▶ _Task to carry out_
Check each line of the records below and collect those holding "услуг".

Items listed in a dataset
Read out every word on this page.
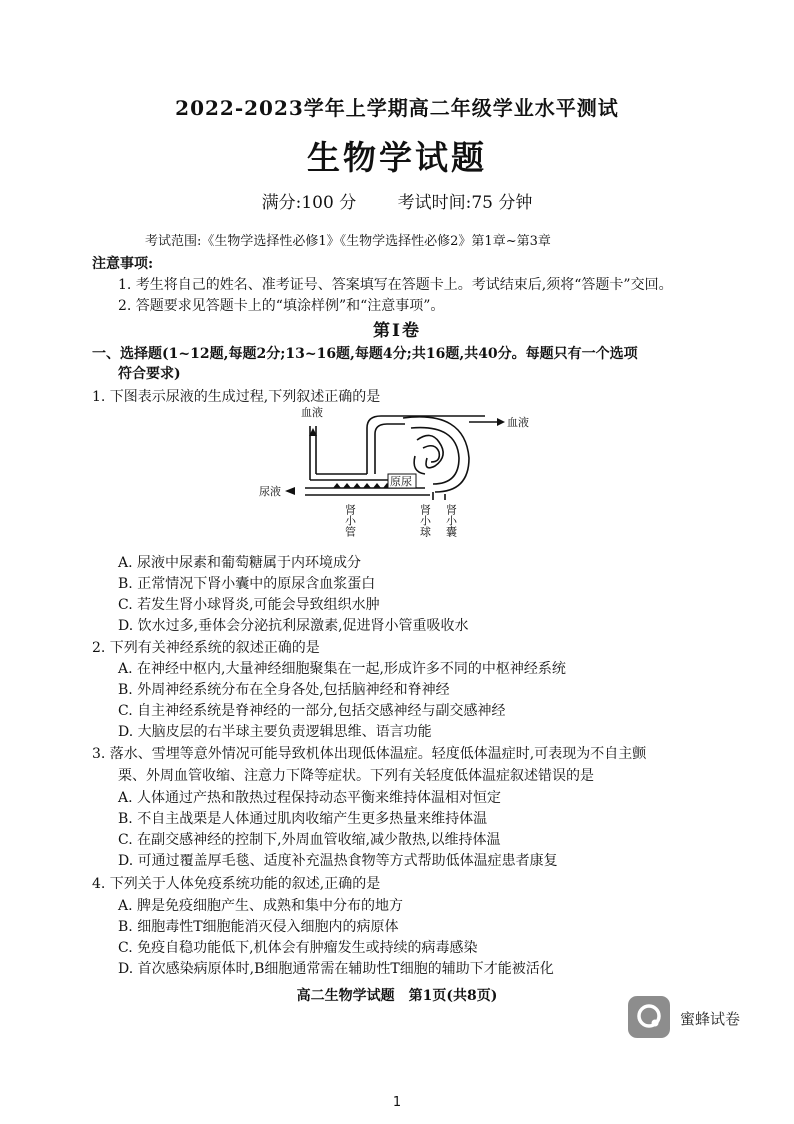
2022-2023学年上学期高二年级学业水平测试
生物学试题
满分:100 分 考试时间:75 分钟
考试范围:《生物学选择性必修1》《生物学选择性必修2》第1章~第3章
注意事项:
1. 考生将自己的姓名、准考证号、答案填写在答题卡上。考试结束后,须将“答题卡”交回。
2. 答题要求见答题卡上的“填涂样例”和“注意事项”。
第Ⅰ卷
一、选择题(1~12题,每题2分;13~16题,每题4分;共16题,共40分。每题只有一个选项
符合要求)
1. 下图表示尿液的生成过程,下列叙述正确的是
原尿
血液
血液
尿液
肾小管	肾小球 肾小囊
A. 尿液中尿素和葡萄糖属于内环境成分
B. 正常情况下肾小囊中的原尿含血浆蛋白
C. 若发生肾小球肾炎,可能会导致组织水肿
D. 饮水过多,垂体会分泌抗利尿激素,促进肾小管重吸收水
2. 下列有关神经系统的叙述正确的是
A. 在神经中枢内,大量神经细胞聚集在一起,形成许多不同的中枢神经系统
B. 外周神经系统分布在全身各处,包括脑神经和脊神经
C. 自主神经系统是脊神经的一部分,包括交感神经与副交感神经
D. 大脑皮层的右半球主要负责逻辑思维、语言功能
3. 落水、雪埋等意外情况可能导致机体出现低体温症。轻度低体温症时,可表现为不自主颤
栗、外周血管收缩、注意力下降等症状。下列有关轻度低体温症叙述错误的是
A. 人体通过产热和散热过程保持动态平衡来维持体温相对恒定
B. 不自主战栗是人体通过肌肉收缩产生更多热量来维持体温
C. 在副交感神经的控制下,外周血管收缩,减少散热,以维持体温
D. 可通过覆盖厚毛毯、适度补充温热食物等方式帮助低体温症患者康复
4. 下列关于人体免疫系统功能的叙述,正确的是
A. 脾是免疫细胞产生、成熟和集中分布的地方
B. 细胞毒性T细胞能消灭侵入细胞内的病原体
C. 免疫自稳功能低下,机体会有肿瘤发生或持续的病毒感染
D. 首次感染病原体时,B细胞通常需在辅助性T细胞的辅助下才能被活化
高二生物学试题　第1页(共8页)
蜜蜂试卷
1
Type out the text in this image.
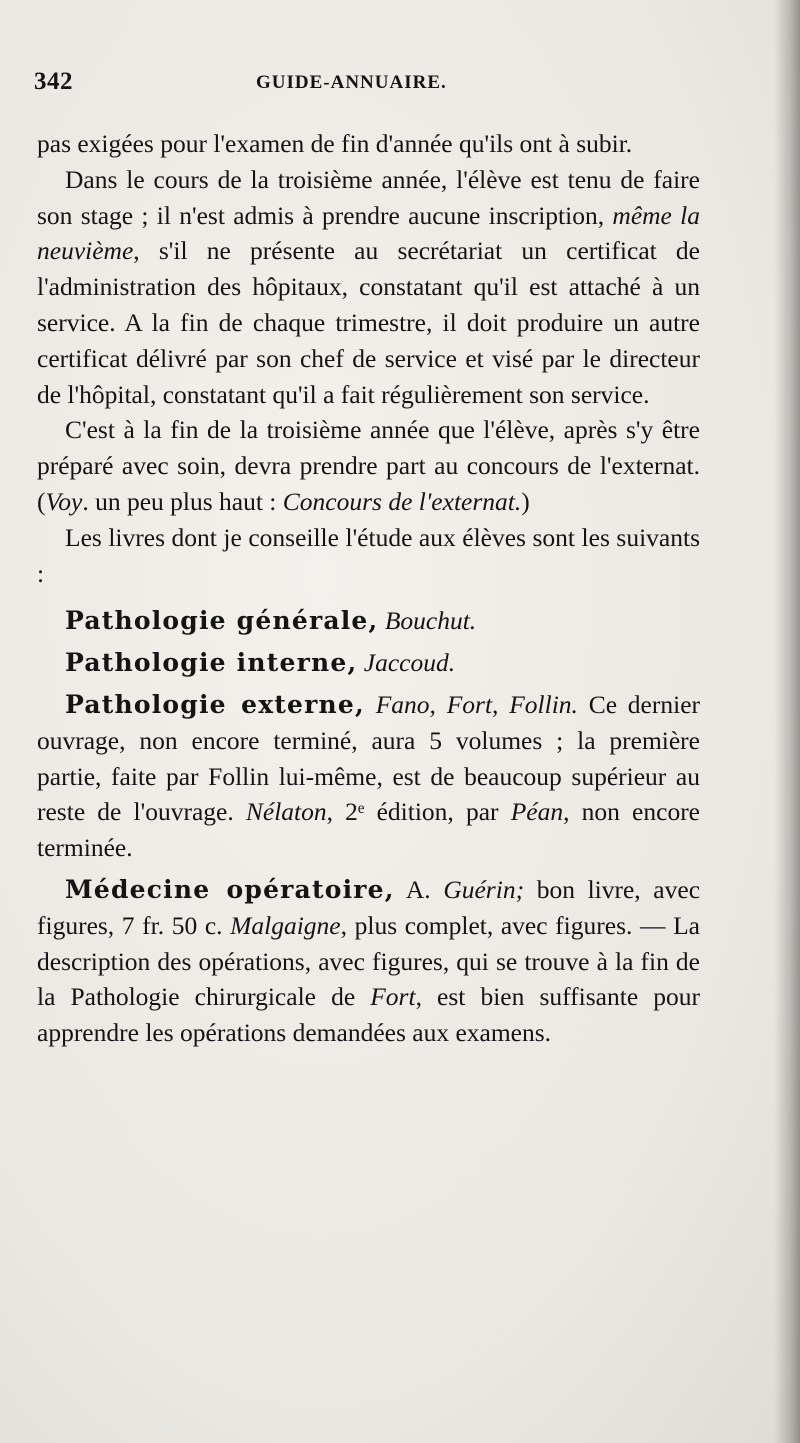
342	GUIDE-ANNUAIRE.

pas exigées pour l'examen de fin d'année qu'ils ont à subir.

Dans le cours de la troisième année, l'élève est tenu de faire son stage ; il n'est admis à prendre aucune inscription, même la neuvième, s'il ne présente au secrétariat un certificat de l'administration des hôpitaux, constatant qu'il est attaché à un service. A la fin de chaque trimestre, il doit produire un autre certificat délivré par son chef de service et visé par le directeur de l'hôpital, constatant qu'il a fait régulièrement son service.

C'est à la fin de la troisième année que l'élève, après s'y être préparé avec soin, devra prendre part au concours de l'externat. (Voy. un peu plus haut : Concours de l'externat.)

Les livres dont je conseille l'étude aux élèves sont les suivants :

Pathologie générale, Bouchut.

Pathologie interne, Jaccoud.

Pathologie externe, Fano, Fort, Follin. Ce dernier ouvrage, non encore terminé, aura 5 volumes ; la première partie, faite par Follin lui-même, est de beaucoup supérieur au reste de l'ouvrage. Nélaton, 2ᵉ édition, par Péan, non encore terminée.

Médecine opératoire, A. Guérin; bon livre, avec figures, 7 fr. 50 c. Malgaigne, plus complet, avec figures. — La description des opérations, avec figures, qui se trouve à la fin de la Pathologie chirurgicale de Fort, est bien suffisante pour apprendre les opérations demandées aux examens.
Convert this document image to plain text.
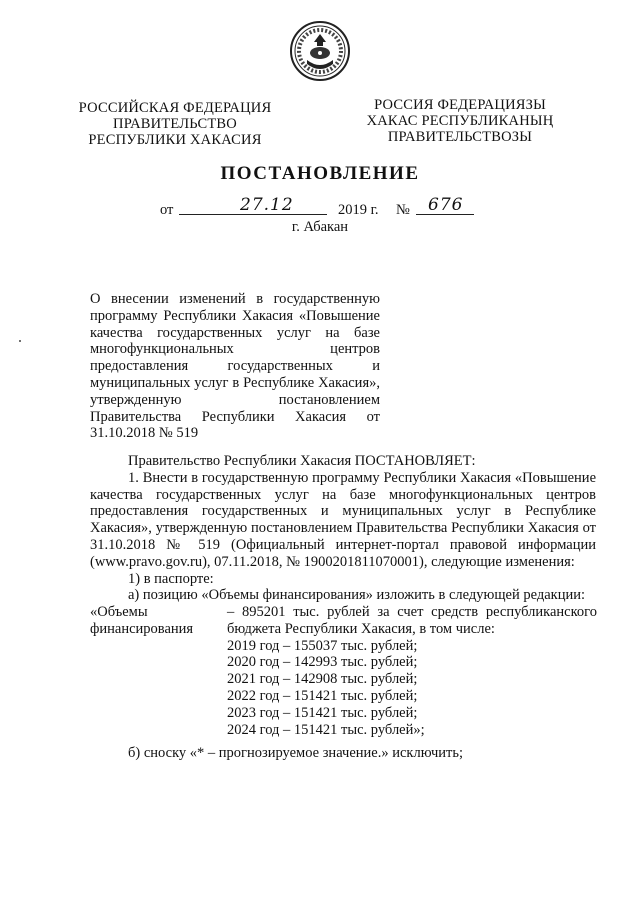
РОССИЙСКАЯ ФЕДЕРАЦИЯ
ПРАВИТЕЛЬСТВО
РЕСПУБЛИКИ ХАКАСИЯ
РОССИЯ ФЕДЕРАЦИЯЗЫ
ХАКАС РЕСПУБЛИКАНЫҢ
ПРАВИТЕЛЬСТВОЗЫ
ПОСТАНОВЛЕНИЕ
от	27.12	2019 г. № 676
г. Абакан
О внесении изменений в государственную программу Республики Хакасия «Повышение качества государственных услуг на базе многофункциональных центров предоставления государственных и муниципальных услуг в Республике Хакасия», утвержденную постановлением Правительства Республики Хакасия от 31.10.2018 № 519

Правительство Республики Хакасия ПОСТАНОВЛЯЕТ:

1. Внести в государственную программу Республики Хакасия «Повышение качества государственных услуг на базе многофункциональных центров предоставления государственных и муниципальных услуг в Республике Хакасия», утвержденную постановлением Правительства Республики Хакасия от 31.10.2018 № 519 (Официальный интернет-портал правовой информации (www.pravo.gov.ru), 07.11.2018, № 1900201811070001), следующие изменения:

1) в паспорте:

а) позицию «Объемы финансирования» изложить в следующей редакции:

«Объемы финансирования

– 895201 тыс. рублей за счет средств республиканского бюджета Республики Хакасия, в том числе:

2019 год – 155037 тыс. рублей;
2020 год – 142993 тыс. рублей;
2021 год – 142908 тыс. рублей;
2022 год – 151421 тыс. рублей;
2023 год – 151421 тыс. рублей;
2024 год – 151421 тыс. рублей»;
б) сноску «* – прогнозируемое значение.» исключить;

▶ _Solution_
О внесении изменений в государственную программу Республики Хакасия «Повышение качества государственных услуг на базе многофункциональных центров предоставления государственных и муниципальных услуг в Республике Хакасия», утвержденную постановлением Правительства Республики Хакасия от 31.10.2018 № 519
1. Внести в государственную программу Республики Хакасия «Повышение качества государственных услуг на базе многофункциональных центров предоставления государственных и муниципальных услуг в Республике Хакасия», утвержденную постановлением Правительства Республики Хакасия от 31.10.2018 № 519 (Официальный интернет-портал правовой информации (www.pravo.gov.ru), 07.11.2018, № 1900201811070001), следующие изменения:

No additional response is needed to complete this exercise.